Data lines:
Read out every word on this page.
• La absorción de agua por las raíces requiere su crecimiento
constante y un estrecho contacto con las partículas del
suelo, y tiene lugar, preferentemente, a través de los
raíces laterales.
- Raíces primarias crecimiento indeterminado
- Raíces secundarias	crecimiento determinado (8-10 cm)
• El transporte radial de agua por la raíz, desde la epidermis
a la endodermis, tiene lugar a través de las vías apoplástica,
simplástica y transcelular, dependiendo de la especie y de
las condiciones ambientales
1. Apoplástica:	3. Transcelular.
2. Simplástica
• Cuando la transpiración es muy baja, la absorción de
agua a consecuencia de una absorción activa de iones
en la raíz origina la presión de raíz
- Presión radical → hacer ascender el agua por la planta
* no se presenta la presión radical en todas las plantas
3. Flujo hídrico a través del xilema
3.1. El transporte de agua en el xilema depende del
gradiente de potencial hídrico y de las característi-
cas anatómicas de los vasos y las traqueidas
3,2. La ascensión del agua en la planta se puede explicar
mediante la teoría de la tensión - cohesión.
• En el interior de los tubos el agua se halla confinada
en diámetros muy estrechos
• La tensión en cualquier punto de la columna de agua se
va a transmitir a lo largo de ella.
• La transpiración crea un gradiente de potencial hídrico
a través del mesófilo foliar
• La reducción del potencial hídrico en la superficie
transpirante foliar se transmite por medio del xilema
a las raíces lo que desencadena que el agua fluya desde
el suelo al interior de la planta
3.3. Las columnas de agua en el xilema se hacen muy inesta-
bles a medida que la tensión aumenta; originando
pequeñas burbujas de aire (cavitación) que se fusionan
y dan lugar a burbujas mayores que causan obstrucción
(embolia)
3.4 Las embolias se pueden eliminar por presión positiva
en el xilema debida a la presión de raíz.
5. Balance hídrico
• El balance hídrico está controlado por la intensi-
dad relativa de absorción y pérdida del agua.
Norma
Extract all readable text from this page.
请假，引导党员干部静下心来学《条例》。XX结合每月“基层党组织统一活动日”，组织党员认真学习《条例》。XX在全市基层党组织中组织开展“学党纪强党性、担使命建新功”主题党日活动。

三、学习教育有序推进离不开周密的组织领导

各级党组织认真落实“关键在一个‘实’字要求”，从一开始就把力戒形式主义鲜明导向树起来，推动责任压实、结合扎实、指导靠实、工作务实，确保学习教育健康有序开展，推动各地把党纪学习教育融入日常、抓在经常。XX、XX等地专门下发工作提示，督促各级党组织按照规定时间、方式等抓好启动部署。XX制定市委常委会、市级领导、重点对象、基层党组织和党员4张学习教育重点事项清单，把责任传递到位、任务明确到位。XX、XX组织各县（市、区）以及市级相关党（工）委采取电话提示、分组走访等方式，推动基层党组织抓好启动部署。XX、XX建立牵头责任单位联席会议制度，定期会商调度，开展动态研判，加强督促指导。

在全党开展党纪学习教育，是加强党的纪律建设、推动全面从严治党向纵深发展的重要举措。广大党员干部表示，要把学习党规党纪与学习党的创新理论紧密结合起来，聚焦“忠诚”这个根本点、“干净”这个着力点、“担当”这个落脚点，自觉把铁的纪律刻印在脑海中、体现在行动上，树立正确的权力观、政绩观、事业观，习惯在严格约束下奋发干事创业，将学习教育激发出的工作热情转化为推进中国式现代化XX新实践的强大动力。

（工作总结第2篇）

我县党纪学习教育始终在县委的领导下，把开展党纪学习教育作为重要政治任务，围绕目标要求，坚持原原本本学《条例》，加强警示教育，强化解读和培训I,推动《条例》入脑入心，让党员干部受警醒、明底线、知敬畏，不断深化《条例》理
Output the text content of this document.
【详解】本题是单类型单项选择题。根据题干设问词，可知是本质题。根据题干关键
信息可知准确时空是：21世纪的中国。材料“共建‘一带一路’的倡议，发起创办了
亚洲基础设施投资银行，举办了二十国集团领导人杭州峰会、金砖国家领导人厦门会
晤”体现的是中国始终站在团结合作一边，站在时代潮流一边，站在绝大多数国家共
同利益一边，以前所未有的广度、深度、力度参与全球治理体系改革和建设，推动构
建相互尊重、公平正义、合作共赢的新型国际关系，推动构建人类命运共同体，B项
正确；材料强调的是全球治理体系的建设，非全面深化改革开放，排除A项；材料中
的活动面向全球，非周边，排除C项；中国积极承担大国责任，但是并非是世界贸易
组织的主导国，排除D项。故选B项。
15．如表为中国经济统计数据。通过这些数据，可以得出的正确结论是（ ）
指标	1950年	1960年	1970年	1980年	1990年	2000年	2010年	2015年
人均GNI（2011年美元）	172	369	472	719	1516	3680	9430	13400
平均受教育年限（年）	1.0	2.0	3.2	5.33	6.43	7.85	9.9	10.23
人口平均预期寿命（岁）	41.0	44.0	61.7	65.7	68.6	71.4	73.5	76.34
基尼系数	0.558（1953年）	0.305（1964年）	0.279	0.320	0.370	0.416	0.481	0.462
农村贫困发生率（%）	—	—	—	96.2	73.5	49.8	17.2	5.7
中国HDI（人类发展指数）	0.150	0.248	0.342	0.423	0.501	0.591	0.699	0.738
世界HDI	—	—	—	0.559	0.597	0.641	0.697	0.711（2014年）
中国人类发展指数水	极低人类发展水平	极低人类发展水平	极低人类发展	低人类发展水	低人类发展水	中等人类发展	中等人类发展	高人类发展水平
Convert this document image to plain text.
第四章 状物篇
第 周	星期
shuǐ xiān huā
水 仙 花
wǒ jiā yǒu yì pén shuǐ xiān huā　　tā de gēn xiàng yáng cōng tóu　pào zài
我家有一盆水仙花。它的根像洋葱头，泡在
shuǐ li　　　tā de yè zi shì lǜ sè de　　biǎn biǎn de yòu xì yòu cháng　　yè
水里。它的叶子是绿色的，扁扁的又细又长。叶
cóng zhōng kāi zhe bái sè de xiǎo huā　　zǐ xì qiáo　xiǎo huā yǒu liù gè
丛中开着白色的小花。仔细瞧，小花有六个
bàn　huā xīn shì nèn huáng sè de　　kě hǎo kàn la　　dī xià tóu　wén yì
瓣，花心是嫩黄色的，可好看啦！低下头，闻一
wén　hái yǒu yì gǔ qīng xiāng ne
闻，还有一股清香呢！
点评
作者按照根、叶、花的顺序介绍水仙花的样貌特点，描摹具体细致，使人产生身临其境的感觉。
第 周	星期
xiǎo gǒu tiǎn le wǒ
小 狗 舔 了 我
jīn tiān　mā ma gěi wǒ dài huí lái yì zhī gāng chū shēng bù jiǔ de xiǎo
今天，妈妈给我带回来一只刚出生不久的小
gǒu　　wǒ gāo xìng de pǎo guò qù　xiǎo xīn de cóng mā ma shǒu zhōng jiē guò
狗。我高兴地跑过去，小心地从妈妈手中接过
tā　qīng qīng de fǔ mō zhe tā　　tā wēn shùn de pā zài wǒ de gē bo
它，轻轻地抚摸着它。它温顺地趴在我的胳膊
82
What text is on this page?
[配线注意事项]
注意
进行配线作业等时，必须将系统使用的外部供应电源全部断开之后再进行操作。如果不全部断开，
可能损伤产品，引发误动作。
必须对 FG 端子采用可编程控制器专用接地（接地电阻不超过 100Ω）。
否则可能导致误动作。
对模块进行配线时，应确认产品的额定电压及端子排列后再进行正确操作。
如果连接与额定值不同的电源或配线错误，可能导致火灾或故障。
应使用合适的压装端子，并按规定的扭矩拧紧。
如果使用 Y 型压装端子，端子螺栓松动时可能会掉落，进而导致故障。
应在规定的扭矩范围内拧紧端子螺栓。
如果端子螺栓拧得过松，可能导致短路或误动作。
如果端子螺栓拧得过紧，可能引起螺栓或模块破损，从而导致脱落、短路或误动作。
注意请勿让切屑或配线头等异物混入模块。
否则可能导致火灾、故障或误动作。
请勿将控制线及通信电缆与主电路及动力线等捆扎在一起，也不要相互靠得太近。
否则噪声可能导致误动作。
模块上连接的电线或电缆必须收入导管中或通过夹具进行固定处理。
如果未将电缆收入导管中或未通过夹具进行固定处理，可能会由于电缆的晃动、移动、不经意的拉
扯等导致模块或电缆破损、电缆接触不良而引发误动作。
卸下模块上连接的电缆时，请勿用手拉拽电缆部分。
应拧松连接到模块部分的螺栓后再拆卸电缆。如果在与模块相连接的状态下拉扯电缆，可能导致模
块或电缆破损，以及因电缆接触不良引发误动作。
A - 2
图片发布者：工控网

Request:
Search the entries for the string "tiene" and collect each line that has it.

Task solution:
suelo, y tiene lugar, preferentemente, a través de los
a la endodermis, tiene lugar a través de las vías apoplástica,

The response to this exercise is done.